## SOURCE DATA
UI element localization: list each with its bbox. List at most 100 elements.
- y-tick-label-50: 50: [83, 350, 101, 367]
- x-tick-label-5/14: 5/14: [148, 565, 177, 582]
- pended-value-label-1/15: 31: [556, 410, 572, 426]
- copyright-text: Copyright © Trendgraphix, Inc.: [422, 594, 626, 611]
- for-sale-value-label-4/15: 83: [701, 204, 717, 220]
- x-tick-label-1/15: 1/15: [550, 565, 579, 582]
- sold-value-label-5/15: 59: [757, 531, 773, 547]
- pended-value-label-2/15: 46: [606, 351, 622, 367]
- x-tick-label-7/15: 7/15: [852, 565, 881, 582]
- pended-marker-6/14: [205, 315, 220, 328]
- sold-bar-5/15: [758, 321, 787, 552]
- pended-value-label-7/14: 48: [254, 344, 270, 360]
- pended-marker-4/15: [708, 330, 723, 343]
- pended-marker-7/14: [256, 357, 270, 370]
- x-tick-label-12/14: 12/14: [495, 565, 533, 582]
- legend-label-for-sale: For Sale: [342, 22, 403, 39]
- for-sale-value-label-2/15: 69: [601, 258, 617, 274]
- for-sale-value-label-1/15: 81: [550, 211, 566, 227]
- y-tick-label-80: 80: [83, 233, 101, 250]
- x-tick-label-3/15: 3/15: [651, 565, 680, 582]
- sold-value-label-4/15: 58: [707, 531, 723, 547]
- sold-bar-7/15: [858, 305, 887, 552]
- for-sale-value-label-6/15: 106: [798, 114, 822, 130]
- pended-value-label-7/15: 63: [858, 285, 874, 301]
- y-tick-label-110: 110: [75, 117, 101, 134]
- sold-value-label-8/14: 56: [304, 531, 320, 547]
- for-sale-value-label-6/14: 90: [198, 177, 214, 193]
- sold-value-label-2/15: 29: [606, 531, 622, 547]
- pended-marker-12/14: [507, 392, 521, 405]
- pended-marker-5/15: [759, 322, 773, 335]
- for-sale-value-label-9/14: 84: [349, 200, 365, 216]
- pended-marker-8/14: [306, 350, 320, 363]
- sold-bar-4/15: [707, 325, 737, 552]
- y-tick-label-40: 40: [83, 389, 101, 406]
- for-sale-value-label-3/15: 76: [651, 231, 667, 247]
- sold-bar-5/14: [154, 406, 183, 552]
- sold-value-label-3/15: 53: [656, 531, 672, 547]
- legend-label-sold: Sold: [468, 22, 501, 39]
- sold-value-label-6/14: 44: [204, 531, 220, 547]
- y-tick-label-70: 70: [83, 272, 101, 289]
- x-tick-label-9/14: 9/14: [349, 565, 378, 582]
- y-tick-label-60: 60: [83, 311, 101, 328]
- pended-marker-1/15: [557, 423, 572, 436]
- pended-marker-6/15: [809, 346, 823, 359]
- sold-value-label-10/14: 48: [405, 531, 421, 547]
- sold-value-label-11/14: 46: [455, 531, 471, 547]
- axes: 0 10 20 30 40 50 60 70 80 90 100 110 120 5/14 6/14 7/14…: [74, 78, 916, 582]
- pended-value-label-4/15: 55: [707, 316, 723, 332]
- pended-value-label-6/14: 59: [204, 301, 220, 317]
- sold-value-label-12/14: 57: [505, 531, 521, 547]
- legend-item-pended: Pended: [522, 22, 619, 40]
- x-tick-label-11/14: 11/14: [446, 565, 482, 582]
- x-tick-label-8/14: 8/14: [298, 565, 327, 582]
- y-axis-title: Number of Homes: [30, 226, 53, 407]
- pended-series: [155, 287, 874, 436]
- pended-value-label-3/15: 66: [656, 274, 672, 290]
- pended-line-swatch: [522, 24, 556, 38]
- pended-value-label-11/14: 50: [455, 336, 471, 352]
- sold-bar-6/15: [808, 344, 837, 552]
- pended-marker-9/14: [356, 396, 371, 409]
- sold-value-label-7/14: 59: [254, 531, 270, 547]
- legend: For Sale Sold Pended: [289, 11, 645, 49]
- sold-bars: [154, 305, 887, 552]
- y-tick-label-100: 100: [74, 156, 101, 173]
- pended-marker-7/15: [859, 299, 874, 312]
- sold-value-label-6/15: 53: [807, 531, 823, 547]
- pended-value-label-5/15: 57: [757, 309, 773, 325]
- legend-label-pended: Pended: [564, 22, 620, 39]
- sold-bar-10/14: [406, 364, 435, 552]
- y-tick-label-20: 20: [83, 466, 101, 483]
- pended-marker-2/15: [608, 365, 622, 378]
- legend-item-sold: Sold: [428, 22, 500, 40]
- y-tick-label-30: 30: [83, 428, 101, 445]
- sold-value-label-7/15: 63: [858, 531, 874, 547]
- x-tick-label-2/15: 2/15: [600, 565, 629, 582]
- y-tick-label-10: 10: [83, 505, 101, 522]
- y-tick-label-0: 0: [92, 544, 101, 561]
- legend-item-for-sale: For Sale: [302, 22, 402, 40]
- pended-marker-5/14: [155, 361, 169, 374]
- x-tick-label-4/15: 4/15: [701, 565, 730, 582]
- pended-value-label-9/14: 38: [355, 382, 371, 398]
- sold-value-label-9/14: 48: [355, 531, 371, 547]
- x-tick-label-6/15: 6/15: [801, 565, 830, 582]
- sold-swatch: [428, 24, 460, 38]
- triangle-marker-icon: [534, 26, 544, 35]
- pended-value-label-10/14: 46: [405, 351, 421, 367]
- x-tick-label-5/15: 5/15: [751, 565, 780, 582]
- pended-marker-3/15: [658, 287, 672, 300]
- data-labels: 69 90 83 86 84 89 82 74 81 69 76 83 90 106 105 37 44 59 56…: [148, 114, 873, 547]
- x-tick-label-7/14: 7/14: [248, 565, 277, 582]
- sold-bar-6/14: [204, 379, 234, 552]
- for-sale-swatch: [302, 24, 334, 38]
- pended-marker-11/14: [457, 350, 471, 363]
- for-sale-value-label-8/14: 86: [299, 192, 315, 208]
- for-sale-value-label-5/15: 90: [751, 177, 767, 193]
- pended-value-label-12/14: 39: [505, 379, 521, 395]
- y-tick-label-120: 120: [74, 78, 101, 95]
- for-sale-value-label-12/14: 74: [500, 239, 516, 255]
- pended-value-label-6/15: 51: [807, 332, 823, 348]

## SET TASK
Reproduce all of the lines above character for character, without changing anything.

## THE OUTPUT
UI element localization: list each with its bbox. List at most 100 elements.
- y-tick-label-50: 50: [83, 350, 101, 367]
- x-tick-label-5/14: 5/14: [148, 565, 177, 582]
- pended-value-label-1/15: 31: [556, 410, 572, 426]
- copyright-text: Copyright © Trendgraphix, Inc.: [422, 594, 626, 611]
- for-sale-value-label-4/15: 83: [701, 204, 717, 220]
- x-tick-label-1/15: 1/15: [550, 565, 579, 582]
- sold-value-label-5/15: 59: [757, 531, 773, 547]
- pended-value-label-2/15: 46: [606, 351, 622, 367]
- x-tick-label-7/15: 7/15: [852, 565, 881, 582]
- pended-marker-6/14: [205, 315, 220, 328]
- sold-bar-5/15: [758, 321, 787, 552]
- pended-value-label-7/14: 48: [254, 344, 270, 360]
- pended-marker-4/15: [708, 330, 723, 343]
- pended-marker-7/14: [256, 357, 270, 370]
- x-tick-label-12/14: 12/14: [495, 565, 533, 582]
- legend-label-for-sale: For Sale: [342, 22, 403, 39]
- for-sale-value-label-2/15: 69: [601, 258, 617, 274]
- for-sale-value-label-1/15: 81: [550, 211, 566, 227]
- y-tick-label-80: 80: [83, 233, 101, 250]
- x-tick-label-3/15: 3/15: [651, 565, 680, 582]
- sold-value-label-4/15: 58: [707, 531, 723, 547]
- sold-bar-7/15: [858, 305, 887, 552]
- for-sale-value-label-6/15: 106: [798, 114, 822, 130]
- pended-value-label-7/15: 63: [858, 285, 874, 301]
- y-tick-label-110: 110: [75, 117, 101, 134]
- sold-value-label-8/14: 56: [304, 531, 320, 547]
- for-sale-value-label-6/14: 90: [198, 177, 214, 193]
- sold-value-label-2/15: 29: [606, 531, 622, 547]
- pended-marker-12/14: [507, 392, 521, 405]
- pended-marker-5/15: [759, 322, 773, 335]
- for-sale-value-label-9/14: 84: [349, 200, 365, 216]
- pended-marker-8/14: [306, 350, 320, 363]
- sold-bar-4/15: [707, 325, 737, 552]
- y-tick-label-40: 40: [83, 389, 101, 406]
- for-sale-value-label-3/15: 76: [651, 231, 667, 247]
- sold-bar-5/14: [154, 406, 183, 552]
- sold-value-label-3/15: 53: [656, 531, 672, 547]
- legend-label-sold: Sold: [468, 22, 501, 39]
- sold-value-label-6/14: 44: [204, 531, 220, 547]
- y-tick-label-70: 70: [83, 272, 101, 289]
- x-tick-label-9/14: 9/14: [349, 565, 378, 582]
- y-tick-label-60: 60: [83, 311, 101, 328]
- pended-marker-1/15: [557, 423, 572, 436]
- pended-marker-6/15: [809, 346, 823, 359]
- sold-value-label-10/14: 48: [405, 531, 421, 547]
- sold-value-label-11/14: 46: [455, 531, 471, 547]
- axes: 0 10 20 30 40 50 60 70 80 90 100 110 120 5/14 6/14 7/14…: [74, 78, 916, 582]
- pended-value-label-4/15: 55: [707, 316, 723, 332]
- pended-value-label-6/14: 59: [204, 301, 220, 317]
- sold-value-label-12/14: 57: [505, 531, 521, 547]
- legend-item-pended: Pended: [522, 22, 619, 40]
- x-tick-label-11/14: 11/14: [446, 565, 482, 582]
- x-tick-label-8/14: 8/14: [298, 565, 327, 582]
- y-axis-title: Number of Homes: [30, 226, 53, 407]
- pended-series: [155, 287, 874, 436]
- pended-value-label-3/15: 66: [656, 274, 672, 290]
- pended-line-swatch: [522, 24, 556, 38]
- pended-value-label-11/14: 50: [455, 336, 471, 352]
- sold-bar-6/15: [808, 344, 837, 552]
- pended-marker-9/14: [356, 396, 371, 409]
- sold-value-label-7/14: 59: [254, 531, 270, 547]
- legend: For Sale Sold Pended: [289, 11, 645, 49]
- sold-bars: [154, 305, 887, 552]
- y-tick-label-100: 100: [74, 156, 101, 173]
- pended-marker-7/15: [859, 299, 874, 312]
- sold-value-label-6/15: 53: [807, 531, 823, 547]
- pended-value-label-5/15: 57: [757, 309, 773, 325]
- legend-label-pended: Pended: [564, 22, 620, 39]
- sold-bar-10/14: [406, 364, 435, 552]
- y-tick-label-20: 20: [83, 466, 101, 483]
- pended-marker-2/15: [608, 365, 622, 378]
- legend-item-sold: Sold: [428, 22, 500, 40]
- y-tick-label-30: 30: [83, 428, 101, 445]
- sold-value-label-7/15: 63: [858, 531, 874, 547]
- x-tick-label-2/15: 2/15: [600, 565, 629, 582]
- y-tick-label-10: 10: [83, 505, 101, 522]
- y-tick-label-0: 0: [92, 544, 101, 561]
- legend-item-for-sale: For Sale: [302, 22, 402, 40]
- pended-marker-5/14: [155, 361, 169, 374]
- x-tick-label-4/15: 4/15: [701, 565, 730, 582]
- pended-value-label-9/14: 38: [355, 382, 371, 398]
- sold-value-label-9/14: 48: [355, 531, 371, 547]
- x-tick-label-6/15: 6/15: [801, 565, 830, 582]
- sold-swatch: [428, 24, 460, 38]
- triangle-marker-icon: [534, 26, 544, 35]
- pended-value-label-10/14: 46: [405, 351, 421, 367]
- x-tick-label-5/15: 5/15: [751, 565, 780, 582]
- pended-marker-3/15: [658, 287, 672, 300]
- data-labels: 69 90 83 86 84 89 82 74 81 69 76 83 90 106 105 37 44 59 56…: [148, 114, 873, 547]
- x-tick-label-7/14: 7/14: [248, 565, 277, 582]
- sold-bar-6/14: [204, 379, 234, 552]
- for-sale-swatch: [302, 24, 334, 38]
- pended-marker-11/14: [457, 350, 471, 363]
- for-sale-value-label-8/14: 86: [299, 192, 315, 208]
- for-sale-value-label-5/15: 90: [751, 177, 767, 193]
- pended-value-label-12/14: 39: [505, 379, 521, 395]
- y-tick-label-120: 120: [74, 78, 101, 95]
- for-sale-value-label-12/14: 74: [500, 239, 516, 255]
- pended-value-label-6/15: 51: [807, 332, 823, 348]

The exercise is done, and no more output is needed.